__PASSAGEM SELECIONADA__
%%

Em Fevereiro de 2007, o país foi chamado a decidir sobre o aborto livre, pela segunda vez. Depois da derrota dos defensores do aborto livre em 1998, após muita insistência, o segundo referendo haveria de abrir a porta ao aborto livre em Portugal.
Desde então, o aborto tem estado quase ausente do debate
político. Apesar dos esforços da Federação Portuguesa pela Vida e de tantas
pessoas da sociedade civil, o tema só esparsamente aparece no debate político
e, nos últimos tempos, apenas para se discutir o alargamento dos prazos legais
do aborto livre.
A Federação Portuguesa pela Vida, que nunca desistiu de
lutar pelo fim do aborto em Portugal, apesar de tanto silêncio à sua volta,
perguntou aos principais candidatos à Presidência da República a sua opinião
sobre alguns temas da defesa da vida.
O resultado, triste mas não inesperado, foi que apenas
respondeu Gouveia e Melo, para dizer que o tema era demasiado complexo para uma
resposta de “sim” ou “não”.

%%

__TAREFAS__
1. Segundo a passagem sobre o aborto em Portugal, qual foi o único candidato presidencial que respondeu à Federação Portuguesa pela Vida?
2. Prossiga a passagem sobre o aborto em Portugal a partir da última frase apresentada.

__CONTEÚDO DOS DADOS__
%%

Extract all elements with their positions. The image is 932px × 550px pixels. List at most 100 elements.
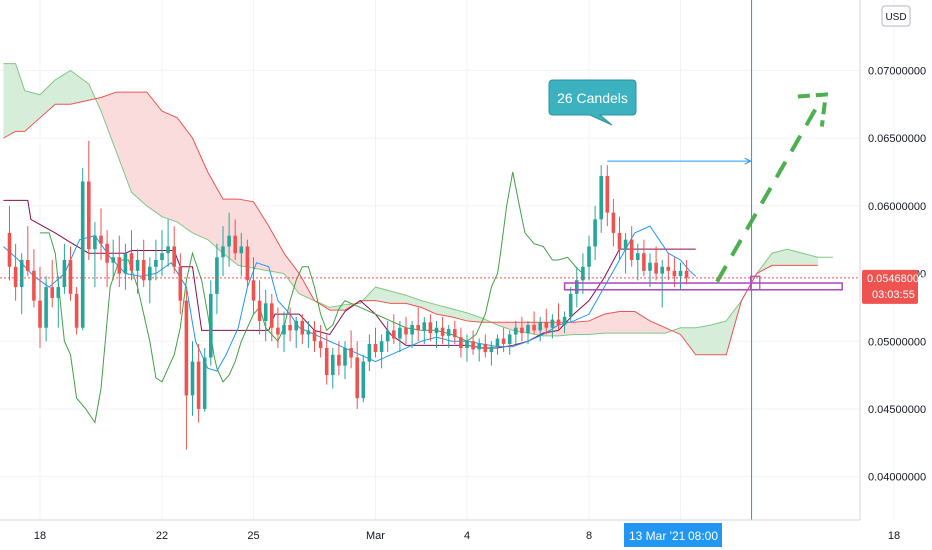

%%

__RESPOSTAS POR ORDEM__
1. Gouveia e Melo.

2.
Isso significa que, para sabermos o que pensam os candidatos
à Presidência sobre o aborto livre, temos pouco mais do que aquilo que fizeram
em 2007 e algumas — poucas — declarações nos últimos anos.
À esquerda, não é questão: todos são a favor do aborto
livre. À direita, João Cotrim de Figueiredo deixou por várias vezes clara a sua
posição, não apenas a favor do aborto, mas até de algum desprezo pelos
pró-vida.
Sobram então Gouveia e Melo, Marques Mendes e Ventura.
Sobre o primeiro nada sabemos. Respondeu à Federação
Portuguesa pela Vida não respondendo, e até há pouco tempo ninguém lhe conhecia
qualquer opinião sobre qualquer assunto. Esse é, aliás, o grande drama da sua
candidatura.
André Ventura já afirmou várias vezes publicamente que
apoiou o “sim” em 2007, que não quer voltar atrás na liberalização do aborto e
que não esteve no hemiciclo quando se debateu o alargamento dos prazos na
Assembleia da República. É verdade que diz ser contra o aborto, mas naquela
posição, bem conhecida entre nós, de que a proibição não funciona.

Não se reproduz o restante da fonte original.